▶ [Set problem]: Write out all of the entries that follow, word for word, but skip the pictures.

--- START Material for the task ---

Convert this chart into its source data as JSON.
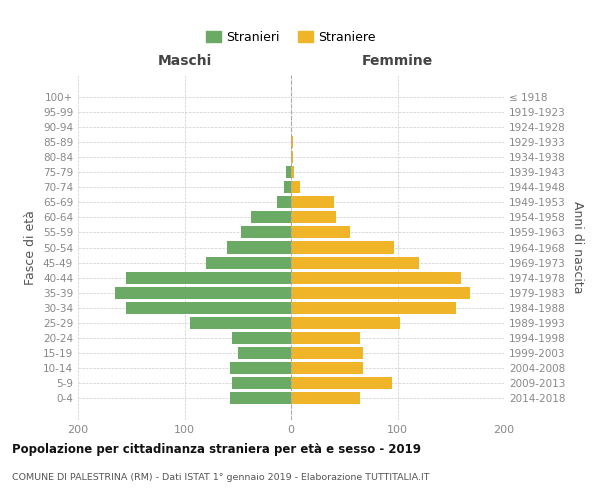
{
  "age_groups": [
    "100+",
    "95-99",
    "90-94",
    "85-89",
    "80-84",
    "75-79",
    "70-74",
    "65-69",
    "60-64",
    "55-59",
    "50-54",
    "45-49",
    "40-44",
    "35-39",
    "30-34",
    "25-29",
    "20-24",
    "15-19",
    "10-14",
    "5-9",
    "0-4"
  ],
  "birth_years": [
    "≤ 1918",
    "1919-1923",
    "1924-1928",
    "1929-1933",
    "1934-1938",
    "1939-1943",
    "1944-1948",
    "1949-1953",
    "1954-1958",
    "1959-1963",
    "1964-1968",
    "1969-1973",
    "1974-1978",
    "1979-1983",
    "1984-1988",
    "1989-1993",
    "1994-1998",
    "1999-2003",
    "2004-2008",
    "2009-2013",
    "2014-2018"
  ],
  "maschi": [
    0,
    0,
    0,
    0,
    0,
    5,
    7,
    13,
    38,
    47,
    60,
    80,
    155,
    165,
    155,
    95,
    55,
    50,
    57,
    55,
    57
  ],
  "femmine": [
    0,
    0,
    0,
    2,
    2,
    3,
    8,
    40,
    42,
    55,
    97,
    120,
    160,
    168,
    155,
    102,
    65,
    68,
    68,
    95,
    65
  ],
  "maschi_color": "#6aaa64",
  "femmine_color": "#f0b429",
  "title": "Popolazione per cittadinanza straniera per età e sesso - 2019",
  "subtitle": "COMUNE DI PALESTRINA (RM) - Dati ISTAT 1° gennaio 2019 - Elaborazione TUTTITALIA.IT",
  "xlabel_left": "Maschi",
  "xlabel_right": "Femmine",
  "ylabel_left": "Fasce di età",
  "ylabel_right": "Anni di nascita",
  "xlim": 200,
  "legend_stranieri": "Stranieri",
  "legend_straniere": "Straniere",
  "background_color": "#ffffff",
  "grid_color": "#cccccc",
  "bar_height": 0.8
}
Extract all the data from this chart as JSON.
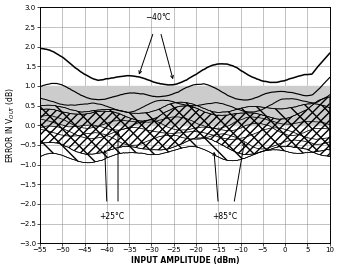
{
  "xlim": [
    -55,
    10
  ],
  "ylim": [
    -3.0,
    3.0
  ],
  "xticks": [
    -55,
    -50,
    -45,
    -40,
    -35,
    -30,
    -25,
    -20,
    -15,
    -10,
    -5,
    0,
    5,
    10
  ],
  "yticks": [
    -3.0,
    -2.5,
    -2.0,
    -1.5,
    -1.0,
    -0.5,
    0.0,
    0.5,
    1.0,
    1.5,
    2.0,
    2.5,
    3.0
  ],
  "xlabel": "INPUT AMPLITUDE (dBm)",
  "ylabel": "ERROR IN V$_{OUT}$ (dB)",
  "gray_band_y1": 0.0,
  "gray_band_y2": 1.0,
  "gray_color": "#cccccc",
  "line_color": "black",
  "bg_color": "white"
}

--- END Material for the task ---

▶ [Output of the exercise]:
Convert this chart into its source data as JSON.
{
  "age_groups": [
    "100+",
    "95-99",
    "90-94",
    "85-89",
    "80-84",
    "75-79",
    "70-74",
    "65-69",
    "60-64",
    "55-59",
    "50-54",
    "45-49",
    "40-44",
    "35-39",
    "30-34",
    "25-29",
    "20-24",
    "15-19",
    "10-14",
    "5-9",
    "0-4"
  ],
  "birth_years": [
    "≤ 1918",
    "1919-1923",
    "1924-1928",
    "1929-1933",
    "1934-1938",
    "1939-1943",
    "1944-1948",
    "1949-1953",
    "1954-1958",
    "1959-1963",
    "1964-1968",
    "1969-1973",
    "1974-1978",
    "1979-1983",
    "1984-1988",
    "1989-1993",
    "1994-1998",
    "1999-2003",
    "2004-2008",
    "2009-2013",
    "2014-2018"
  ],
  "maschi": [
    0,
    0,
    0,
    0,
    0,
    5,
    7,
    13,
    38,
    47,
    60,
    80,
    155,
    165,
    155,
    95,
    55,
    50,
    57,
    55,
    57
  ],
  "femmine": [
    0,
    0,
    0,
    2,
    2,
    3,
    8,
    40,
    42,
    55,
    97,
    120,
    160,
    168,
    155,
    102,
    65,
    68,
    68,
    95,
    65
  ],
  "maschi_color": "#6aaa64",
  "femmine_color": "#f0b429",
  "title": "Popolazione per cittadinanza straniera per età e sesso - 2019",
  "subtitle": "COMUNE DI PALESTRINA (RM) - Dati ISTAT 1° gennaio 2019 - Elaborazione TUTTITALIA.IT",
  "xlabel_left": "Maschi",
  "xlabel_right": "Femmine",
  "ylabel_left": "Fasce di età",
  "ylabel_right": "Anni di nascita",
  "xlim": 200,
  "legend_stranieri": "Stranieri",
  "legend_straniere": "Straniere",
  "background_color": "#ffffff",
  "grid_color": "#cccccc",
  "bar_height": 0.8
}
Extract all the data from this chart as JSON.
{
  "xlim": [
    -55,
    10
  ],
  "ylim": [
    -3.0,
    3.0
  ],
  "xticks": [
    -55,
    -50,
    -45,
    -40,
    -35,
    -30,
    -25,
    -20,
    -15,
    -10,
    -5,
    0,
    5,
    10
  ],
  "yticks": [
    -3.0,
    -2.5,
    -2.0,
    -1.5,
    -1.0,
    -0.5,
    0.0,
    0.5,
    1.0,
    1.5,
    2.0,
    2.5,
    3.0
  ],
  "xlabel": "INPUT AMPLITUDE (dBm)",
  "ylabel": "ERROR IN V$_{OUT}$ (dB)",
  "gray_band_y1": 0.0,
  "gray_band_y2": 1.0,
  "gray_color": "#cccccc",
  "line_color": "black",
  "bg_color": "white"
}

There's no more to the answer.